▶ Recorded information:
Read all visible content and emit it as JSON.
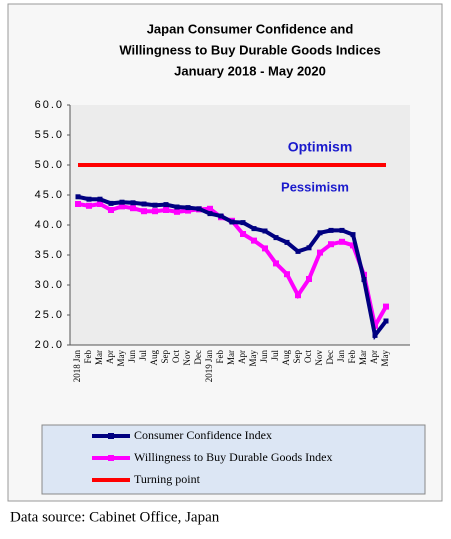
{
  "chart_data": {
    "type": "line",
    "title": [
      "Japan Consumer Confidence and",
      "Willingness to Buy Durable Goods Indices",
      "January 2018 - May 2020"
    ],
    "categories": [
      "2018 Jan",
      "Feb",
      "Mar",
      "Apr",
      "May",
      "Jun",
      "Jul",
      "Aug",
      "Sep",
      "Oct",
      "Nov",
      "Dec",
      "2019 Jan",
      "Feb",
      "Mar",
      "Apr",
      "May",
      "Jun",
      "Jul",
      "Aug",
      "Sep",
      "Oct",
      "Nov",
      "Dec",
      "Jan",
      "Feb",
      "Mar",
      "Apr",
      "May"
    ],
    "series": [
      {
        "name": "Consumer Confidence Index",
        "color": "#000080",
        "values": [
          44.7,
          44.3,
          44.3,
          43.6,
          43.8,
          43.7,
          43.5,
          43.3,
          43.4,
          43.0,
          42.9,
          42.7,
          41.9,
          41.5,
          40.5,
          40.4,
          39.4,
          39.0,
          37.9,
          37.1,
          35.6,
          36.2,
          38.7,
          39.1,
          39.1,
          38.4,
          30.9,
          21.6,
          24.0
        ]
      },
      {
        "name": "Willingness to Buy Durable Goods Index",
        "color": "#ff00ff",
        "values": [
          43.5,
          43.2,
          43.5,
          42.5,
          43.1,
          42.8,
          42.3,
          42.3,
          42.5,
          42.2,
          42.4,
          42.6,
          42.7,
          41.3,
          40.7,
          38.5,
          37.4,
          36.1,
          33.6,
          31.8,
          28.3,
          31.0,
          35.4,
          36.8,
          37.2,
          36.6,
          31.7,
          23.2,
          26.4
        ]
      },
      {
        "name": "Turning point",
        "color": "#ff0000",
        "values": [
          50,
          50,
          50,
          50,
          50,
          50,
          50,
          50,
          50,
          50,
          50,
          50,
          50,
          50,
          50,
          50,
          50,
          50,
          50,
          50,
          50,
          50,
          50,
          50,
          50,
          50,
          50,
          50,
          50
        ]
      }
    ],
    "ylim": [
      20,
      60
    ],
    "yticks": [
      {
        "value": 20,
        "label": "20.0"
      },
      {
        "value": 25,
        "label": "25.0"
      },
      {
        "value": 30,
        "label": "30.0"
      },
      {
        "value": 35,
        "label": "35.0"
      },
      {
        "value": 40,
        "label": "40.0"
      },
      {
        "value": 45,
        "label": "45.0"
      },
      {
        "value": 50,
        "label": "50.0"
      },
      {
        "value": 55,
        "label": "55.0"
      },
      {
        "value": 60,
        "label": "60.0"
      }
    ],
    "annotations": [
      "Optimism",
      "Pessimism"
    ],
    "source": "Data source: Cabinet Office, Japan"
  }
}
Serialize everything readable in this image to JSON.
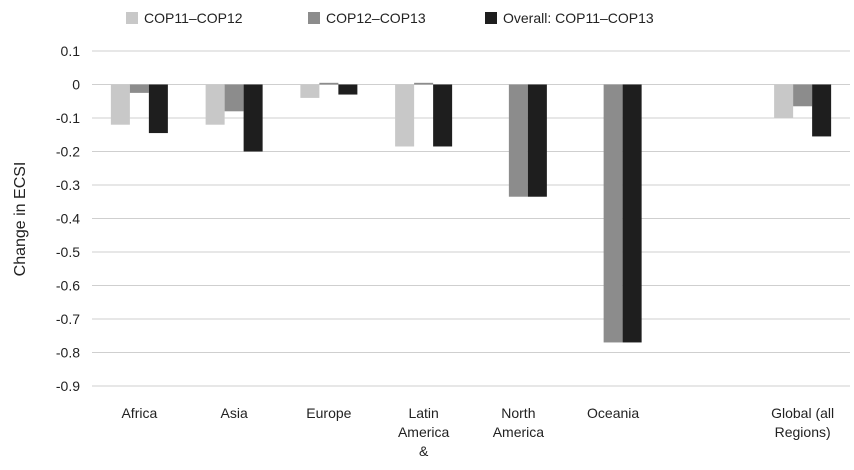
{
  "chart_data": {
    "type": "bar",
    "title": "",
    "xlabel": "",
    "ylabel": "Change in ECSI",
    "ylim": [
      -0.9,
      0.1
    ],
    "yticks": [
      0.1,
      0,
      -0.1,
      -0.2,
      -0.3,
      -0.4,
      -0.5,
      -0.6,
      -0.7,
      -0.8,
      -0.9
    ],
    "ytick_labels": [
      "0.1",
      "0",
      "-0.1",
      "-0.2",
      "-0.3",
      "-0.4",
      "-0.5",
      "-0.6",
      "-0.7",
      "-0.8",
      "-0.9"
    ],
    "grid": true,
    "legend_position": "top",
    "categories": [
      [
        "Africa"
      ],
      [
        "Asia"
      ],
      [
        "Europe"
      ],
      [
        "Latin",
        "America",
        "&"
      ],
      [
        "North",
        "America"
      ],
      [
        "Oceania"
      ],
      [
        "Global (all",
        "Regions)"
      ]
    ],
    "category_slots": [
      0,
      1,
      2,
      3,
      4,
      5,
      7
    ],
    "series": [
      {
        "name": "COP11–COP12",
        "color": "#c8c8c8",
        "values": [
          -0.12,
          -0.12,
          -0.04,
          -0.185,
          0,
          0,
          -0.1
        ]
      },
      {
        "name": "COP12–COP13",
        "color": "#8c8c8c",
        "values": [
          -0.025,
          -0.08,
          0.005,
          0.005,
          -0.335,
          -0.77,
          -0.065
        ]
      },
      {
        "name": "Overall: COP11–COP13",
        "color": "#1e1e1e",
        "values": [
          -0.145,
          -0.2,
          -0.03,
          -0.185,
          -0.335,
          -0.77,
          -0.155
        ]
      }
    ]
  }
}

▶ Short task:
Report how many lines of the listing above include the word "Index". Say nothing but the number.

▶ Result of the task:
2